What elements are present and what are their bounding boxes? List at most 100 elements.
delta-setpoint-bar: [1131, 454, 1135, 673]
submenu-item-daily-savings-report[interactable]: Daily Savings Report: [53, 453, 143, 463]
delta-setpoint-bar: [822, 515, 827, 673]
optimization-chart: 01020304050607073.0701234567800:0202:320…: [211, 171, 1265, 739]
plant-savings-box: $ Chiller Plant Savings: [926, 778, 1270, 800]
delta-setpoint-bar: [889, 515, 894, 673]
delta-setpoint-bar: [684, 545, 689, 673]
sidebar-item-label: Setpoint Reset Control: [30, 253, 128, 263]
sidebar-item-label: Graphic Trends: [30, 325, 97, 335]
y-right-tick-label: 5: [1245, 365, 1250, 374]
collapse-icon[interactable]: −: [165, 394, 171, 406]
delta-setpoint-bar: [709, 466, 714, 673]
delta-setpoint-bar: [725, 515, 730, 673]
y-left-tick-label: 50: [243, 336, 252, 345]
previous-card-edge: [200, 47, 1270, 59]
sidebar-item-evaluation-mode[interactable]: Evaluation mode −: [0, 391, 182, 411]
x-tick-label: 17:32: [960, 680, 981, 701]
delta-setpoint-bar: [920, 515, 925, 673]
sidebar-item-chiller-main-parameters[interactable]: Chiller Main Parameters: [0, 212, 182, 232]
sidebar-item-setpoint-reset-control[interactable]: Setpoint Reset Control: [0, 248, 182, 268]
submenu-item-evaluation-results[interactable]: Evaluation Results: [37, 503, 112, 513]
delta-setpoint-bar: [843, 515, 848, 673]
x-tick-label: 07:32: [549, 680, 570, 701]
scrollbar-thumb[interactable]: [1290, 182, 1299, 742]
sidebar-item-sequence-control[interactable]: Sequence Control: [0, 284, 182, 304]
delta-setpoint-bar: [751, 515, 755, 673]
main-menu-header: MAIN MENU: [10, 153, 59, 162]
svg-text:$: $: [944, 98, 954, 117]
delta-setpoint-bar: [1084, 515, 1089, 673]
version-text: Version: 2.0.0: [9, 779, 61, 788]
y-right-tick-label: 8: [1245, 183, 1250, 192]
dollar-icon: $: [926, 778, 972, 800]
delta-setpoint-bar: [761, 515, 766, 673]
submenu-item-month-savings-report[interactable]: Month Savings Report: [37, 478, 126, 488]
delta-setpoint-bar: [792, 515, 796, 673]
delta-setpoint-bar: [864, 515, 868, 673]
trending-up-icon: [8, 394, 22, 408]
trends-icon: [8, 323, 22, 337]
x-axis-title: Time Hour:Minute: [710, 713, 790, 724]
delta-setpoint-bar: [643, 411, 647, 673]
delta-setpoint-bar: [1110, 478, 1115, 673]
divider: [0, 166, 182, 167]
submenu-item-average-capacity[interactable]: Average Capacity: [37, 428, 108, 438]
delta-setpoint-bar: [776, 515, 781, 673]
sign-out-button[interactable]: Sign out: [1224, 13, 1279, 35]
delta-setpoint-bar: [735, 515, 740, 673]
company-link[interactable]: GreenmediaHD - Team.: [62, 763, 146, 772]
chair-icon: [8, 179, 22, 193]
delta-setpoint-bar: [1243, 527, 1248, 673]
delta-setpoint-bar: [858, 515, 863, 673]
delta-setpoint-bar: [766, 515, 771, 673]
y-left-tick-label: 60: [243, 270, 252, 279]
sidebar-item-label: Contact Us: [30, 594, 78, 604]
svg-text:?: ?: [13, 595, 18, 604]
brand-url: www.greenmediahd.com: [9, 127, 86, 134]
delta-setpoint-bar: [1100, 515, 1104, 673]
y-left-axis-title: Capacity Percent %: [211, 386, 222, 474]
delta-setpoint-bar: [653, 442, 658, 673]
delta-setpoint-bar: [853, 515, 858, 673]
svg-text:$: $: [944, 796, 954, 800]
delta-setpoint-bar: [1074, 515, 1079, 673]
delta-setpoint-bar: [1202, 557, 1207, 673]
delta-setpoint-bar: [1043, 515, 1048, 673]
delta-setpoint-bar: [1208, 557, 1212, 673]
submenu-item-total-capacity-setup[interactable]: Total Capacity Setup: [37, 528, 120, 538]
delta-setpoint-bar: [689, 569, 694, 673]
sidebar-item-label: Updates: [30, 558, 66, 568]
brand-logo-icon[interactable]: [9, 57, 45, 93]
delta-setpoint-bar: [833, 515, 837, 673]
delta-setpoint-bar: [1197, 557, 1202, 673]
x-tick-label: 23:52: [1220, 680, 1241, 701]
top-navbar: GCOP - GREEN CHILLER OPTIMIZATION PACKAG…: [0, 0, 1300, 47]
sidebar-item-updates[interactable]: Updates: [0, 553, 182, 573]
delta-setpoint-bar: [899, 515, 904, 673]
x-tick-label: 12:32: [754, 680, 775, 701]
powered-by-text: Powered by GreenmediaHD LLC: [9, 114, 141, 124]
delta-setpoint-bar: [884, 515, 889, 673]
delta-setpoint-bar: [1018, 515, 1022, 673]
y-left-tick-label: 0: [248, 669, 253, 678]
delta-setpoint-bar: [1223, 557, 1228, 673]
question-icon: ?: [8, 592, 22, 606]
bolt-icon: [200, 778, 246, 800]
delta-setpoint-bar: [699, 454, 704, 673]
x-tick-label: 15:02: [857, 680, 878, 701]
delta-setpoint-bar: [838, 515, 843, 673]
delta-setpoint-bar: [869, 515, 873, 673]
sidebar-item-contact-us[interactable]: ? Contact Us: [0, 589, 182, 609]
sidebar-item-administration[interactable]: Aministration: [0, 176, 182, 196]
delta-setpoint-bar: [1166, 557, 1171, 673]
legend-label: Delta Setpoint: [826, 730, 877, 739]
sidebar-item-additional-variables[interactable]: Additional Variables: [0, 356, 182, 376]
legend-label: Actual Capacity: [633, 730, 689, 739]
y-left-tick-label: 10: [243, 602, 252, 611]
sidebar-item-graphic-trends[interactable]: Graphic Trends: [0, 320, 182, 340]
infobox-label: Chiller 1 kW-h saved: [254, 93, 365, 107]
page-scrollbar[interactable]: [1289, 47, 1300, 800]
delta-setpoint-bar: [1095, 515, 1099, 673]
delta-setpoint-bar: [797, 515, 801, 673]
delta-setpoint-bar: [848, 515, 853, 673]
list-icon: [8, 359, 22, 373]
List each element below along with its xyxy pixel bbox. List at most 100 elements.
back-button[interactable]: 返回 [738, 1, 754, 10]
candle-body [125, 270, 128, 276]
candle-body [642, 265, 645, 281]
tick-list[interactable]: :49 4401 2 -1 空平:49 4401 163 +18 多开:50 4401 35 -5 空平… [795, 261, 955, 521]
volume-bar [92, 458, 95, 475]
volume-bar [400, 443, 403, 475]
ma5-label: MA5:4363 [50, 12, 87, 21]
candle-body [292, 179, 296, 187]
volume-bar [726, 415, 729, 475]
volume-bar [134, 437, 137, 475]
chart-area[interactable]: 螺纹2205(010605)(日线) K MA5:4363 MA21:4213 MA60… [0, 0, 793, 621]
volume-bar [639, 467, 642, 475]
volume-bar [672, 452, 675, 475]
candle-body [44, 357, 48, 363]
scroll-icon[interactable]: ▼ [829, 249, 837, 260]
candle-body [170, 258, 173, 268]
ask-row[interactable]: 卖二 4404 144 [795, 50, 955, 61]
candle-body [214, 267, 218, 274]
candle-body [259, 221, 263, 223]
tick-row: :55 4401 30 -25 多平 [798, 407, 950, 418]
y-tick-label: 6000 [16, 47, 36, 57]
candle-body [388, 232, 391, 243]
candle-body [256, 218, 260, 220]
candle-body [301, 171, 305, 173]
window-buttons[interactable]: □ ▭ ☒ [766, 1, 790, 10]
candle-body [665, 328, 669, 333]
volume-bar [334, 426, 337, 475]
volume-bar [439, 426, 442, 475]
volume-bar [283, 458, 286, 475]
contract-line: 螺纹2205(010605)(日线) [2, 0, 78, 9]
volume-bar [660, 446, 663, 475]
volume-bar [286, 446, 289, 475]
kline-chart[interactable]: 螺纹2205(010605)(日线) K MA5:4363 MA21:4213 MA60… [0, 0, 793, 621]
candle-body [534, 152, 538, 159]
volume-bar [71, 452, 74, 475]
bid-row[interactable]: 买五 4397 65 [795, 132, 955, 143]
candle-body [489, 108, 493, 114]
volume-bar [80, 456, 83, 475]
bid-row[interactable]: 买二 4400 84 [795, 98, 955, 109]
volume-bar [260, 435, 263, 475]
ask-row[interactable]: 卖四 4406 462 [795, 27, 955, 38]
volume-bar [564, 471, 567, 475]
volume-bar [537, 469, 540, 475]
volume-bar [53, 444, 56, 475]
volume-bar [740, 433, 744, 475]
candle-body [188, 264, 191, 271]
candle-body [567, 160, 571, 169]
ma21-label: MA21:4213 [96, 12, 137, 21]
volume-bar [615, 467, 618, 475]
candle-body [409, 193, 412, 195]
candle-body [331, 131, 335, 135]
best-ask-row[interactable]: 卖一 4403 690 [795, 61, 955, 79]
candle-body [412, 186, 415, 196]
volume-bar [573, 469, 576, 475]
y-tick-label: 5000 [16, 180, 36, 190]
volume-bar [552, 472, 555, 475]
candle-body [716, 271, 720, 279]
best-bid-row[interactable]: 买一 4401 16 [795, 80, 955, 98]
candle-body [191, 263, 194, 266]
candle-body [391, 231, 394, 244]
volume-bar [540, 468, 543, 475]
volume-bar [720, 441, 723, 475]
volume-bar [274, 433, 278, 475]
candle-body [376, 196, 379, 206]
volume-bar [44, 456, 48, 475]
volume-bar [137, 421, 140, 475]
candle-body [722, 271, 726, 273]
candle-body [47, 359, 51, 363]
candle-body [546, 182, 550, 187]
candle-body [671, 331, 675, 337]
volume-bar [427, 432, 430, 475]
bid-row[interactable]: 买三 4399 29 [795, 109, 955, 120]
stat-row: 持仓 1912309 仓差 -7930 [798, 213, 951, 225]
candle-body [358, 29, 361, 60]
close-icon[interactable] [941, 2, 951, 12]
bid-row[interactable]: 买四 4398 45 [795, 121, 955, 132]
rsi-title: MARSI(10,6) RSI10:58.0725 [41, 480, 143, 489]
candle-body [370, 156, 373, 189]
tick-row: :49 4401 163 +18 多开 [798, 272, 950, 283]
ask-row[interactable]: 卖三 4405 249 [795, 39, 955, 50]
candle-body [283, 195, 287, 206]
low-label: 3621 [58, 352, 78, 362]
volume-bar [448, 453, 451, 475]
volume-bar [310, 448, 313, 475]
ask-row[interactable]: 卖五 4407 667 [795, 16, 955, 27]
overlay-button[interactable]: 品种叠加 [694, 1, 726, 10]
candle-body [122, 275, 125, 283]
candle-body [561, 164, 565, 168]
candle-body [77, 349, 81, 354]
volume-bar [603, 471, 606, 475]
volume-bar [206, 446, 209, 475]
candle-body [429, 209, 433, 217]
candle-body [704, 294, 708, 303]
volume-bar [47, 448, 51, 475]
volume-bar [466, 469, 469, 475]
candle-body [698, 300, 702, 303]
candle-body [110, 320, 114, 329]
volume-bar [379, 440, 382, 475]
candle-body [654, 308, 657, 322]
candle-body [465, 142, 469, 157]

###

Your goal -
Output as a numbered list, skipping blank lines, the lines of the items from the start up to and including the line holding "previous-card-edge: [200, 47, 1270, 59]".

Result for this task -
1. What elements are present and what are their bounding boxes? List at most 100 elements.
2. delta-setpoint-bar: [1131, 454, 1135, 673]
3. submenu-item-daily-savings-report[interactable]: Daily Savings Report: [53, 453, 143, 463]
4. delta-setpoint-bar: [822, 515, 827, 673]
5. optimization-chart: 01020304050607073.0701234567800:0202:320…: [211, 171, 1265, 739]
6. plant-savings-box: $ Chiller Plant Savings: [926, 778, 1270, 800]
7. delta-setpoint-bar: [889, 515, 894, 673]
8. delta-setpoint-bar: [684, 545, 689, 673]
9. sidebar-item-label: Setpoint Reset Control: [30, 253, 128, 263]
10. sidebar-item-label: Graphic Trends: [30, 325, 97, 335]
11. y-right-tick-label: 5: [1245, 365, 1250, 374]
12. collapse-icon[interactable]: −: [165, 394, 171, 406]
13. delta-setpoint-bar: [709, 466, 714, 673]
14. delta-setpoint-bar: [725, 515, 730, 673]
15. y-left-tick-label: 50: [243, 336, 252, 345]
16. previous-card-edge: [200, 47, 1270, 59]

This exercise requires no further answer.